### Task goal
Pull out every line in the data that has the string "Плівка" in it.

══ Dataset

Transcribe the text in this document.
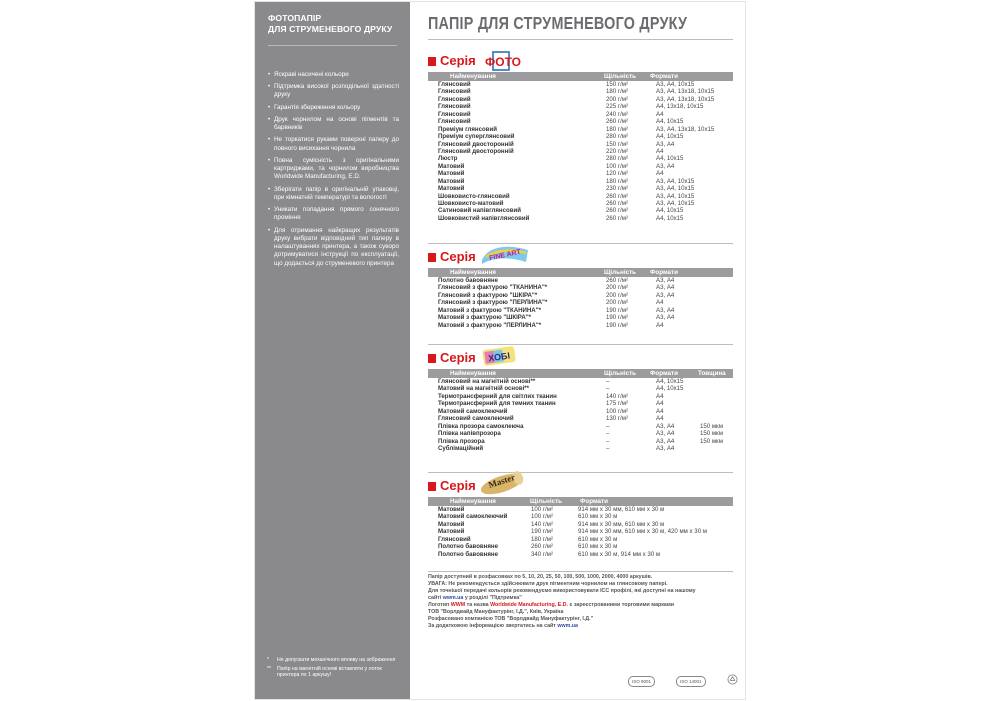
ФОТОПАПІР
ДЛЯ СТРУМЕНЕВОГО ДРУКУ
• Яскраві насичені кольори
• Підтримка високої розподільної здатності друку
• Гарантія збереження кольору
• Друк чорнилом на основі пігментів та барвників
• Не торкатися руками поверхні паперу до повного висихання чорнила
• Повна сумісність з оригінальними картриджами, та чорнилом виробництва Worldwide Manufacturing, E.D.
• Зберігати папір в оригінальній упаковці, при кімнатній температурі та вологості
• Уникати попадання прямого сонячного проміння
• Для отримання найкращих результатів друку вибрати відповідний тип паперу в налаштуваннях принтера, а також суворо дотримуватися інструкції по експлуатації, що додається до струменевого принтера
*	Не допускати механічного впливу на зображення
**	Папір на магнітній основі вставляти у лоток принтера по 1 аркушу!
ПАПІР ДЛЯ СТРУМЕНЕВОГО ДРУКУ
Серія ФОТО
Найменування	Щільність Формати
Глянсовий	150 г/м²	А3, А4, 10х15
Глянсовий	180 г/м²	А3, А4, 13х18, 10х15
Глянсовий	200 г/м²	А3, А4, 13х18, 10х15
Глянсовий	225 г/м²	А4, 13х18, 10х15
Глянсовий	240 г/м²	А4
Глянсовий	260 г/м²	А4, 10х15
Преміум глянсовий	180 г/м²	А3, А4, 13х18, 10х15
Преміум суперглянсовий	280 г/м²	А4, 10х15
Глянсовий двосторонній	150 г/м²	А3, А4
Глянсовий двосторонній	220 г/м²	А4
Люстр	280 г/м²	А4, 10х15
Матовий	100 г/м²	А3, А4
Матовий	120 г/м²	А4
Матовий	180 г/м²	А3, А4, 10х15
Матовий	230 г/м²	А3, А4, 10х15
Шовковисто-глянсовий	260 г/м²	А3, А4, 10х15
Шовковисто-матовий	260 г/м²	А3, А4, 10х15
Сатиновий напівглянсовий	260 г/м²	А4, 10х15
Шовковистий напівглянсовий	260 г/м²	А4, 10х15
Серія FINE ART
Найменування	Щільність Формати
Полотно бавовняне	260 г/м²	А3, А4
Глянсовий з фактурою "ТКАНИНА"*	200 г/м²	А3, А4
Глянсовий з фактурою "ШКІРА"*	200 г/м²	А3, А4
Глянсовий з фактурою "ПЕРЛИНА"*	200 г/м²	А4
Матовий з фактурою "ТКАНИНА"*	190 г/м²	А3, А4
Матовий з фактурою "ШКІРА"*	190 г/м²	А3, А4
Матовий з фактурою "ПЕРЛИНА"*	190 г/м²	А4
Серія ХОБІ
Найменування	Щільність Формати	Товщина
Глянсовий на магнітній основі**	–	А4, 10х15
Матовий на магнітній основі**	–	А4, 10х15
Термотрансферний для світлих тканин	140 г/м²	А4
Термотрансферний для темних тканин	175 г/м²	А4
Матовий самоклеючий	100 г/м²	А4
Глянсовий самоклеючий	130 г/м²	А4
Плівка прозора самоклеюча	–	А3, А4	150 мкм
Плівка напівпрозора	–	А3, А4	150 мкм
Плівка прозора	–	А3, А4	150 мкм
Сублімаційний	–	А3, А4
Серія Master
Найменування	Щільність	Формати
Матовий	100 г/м²	914 мм х 30 мм, 610 мм х 30 м
Матовий самоклеючий	100 г/м²	610 мм х 30 м
Матовий	140 г/м²	914 мм х 30 мм, 610 мм х 30 м
Матовий	190 г/м²	914 мм х 30 мм, 610 мм х 30 м, 420 мм х 30 м
Глянсовий	180 г/м²	610 мм х 30 м
Полотно бавовняне	260 г/м²	610 мм х 30 м
Полотно бавовняне	340 г/м²	610 мм х 30 м, 914 мм х 30 м
Папір доступний в розфасовках по 5, 10, 20, 25, 50, 100, 500, 1000, 2000, 4000 аркушів.
УВАГА: Не рекомендується здійснювати друк пігментним чорнилом на глянсовому папері.
Для точнішої передачі кольорів рекомендуємо використовувати ICC профілі, які доступні на нашому
сайті wwm.ua у розділі "Підтримка"
Логотип WWM та назва Worldwide Manufacturing, E.D. є зареєстрованими торговими марками
ТОВ "Ворлдвайд Мануфактурінг, І.Д.", Київ, Україна
Розфасовано компанією ТОВ "Ворлдвайд Мануфактурінг, І.Д."
За додатковою інформацією звертатись на сайт wwm.ua
ISO 9001	ISO 14001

════

### Task answer
Плівка прозора самоклеюча	–	А3, А4	150 мкм
Плівка напівпрозора	–	А3, А4	150 мкм
Плівка прозора	–	А3, А4	150 мкм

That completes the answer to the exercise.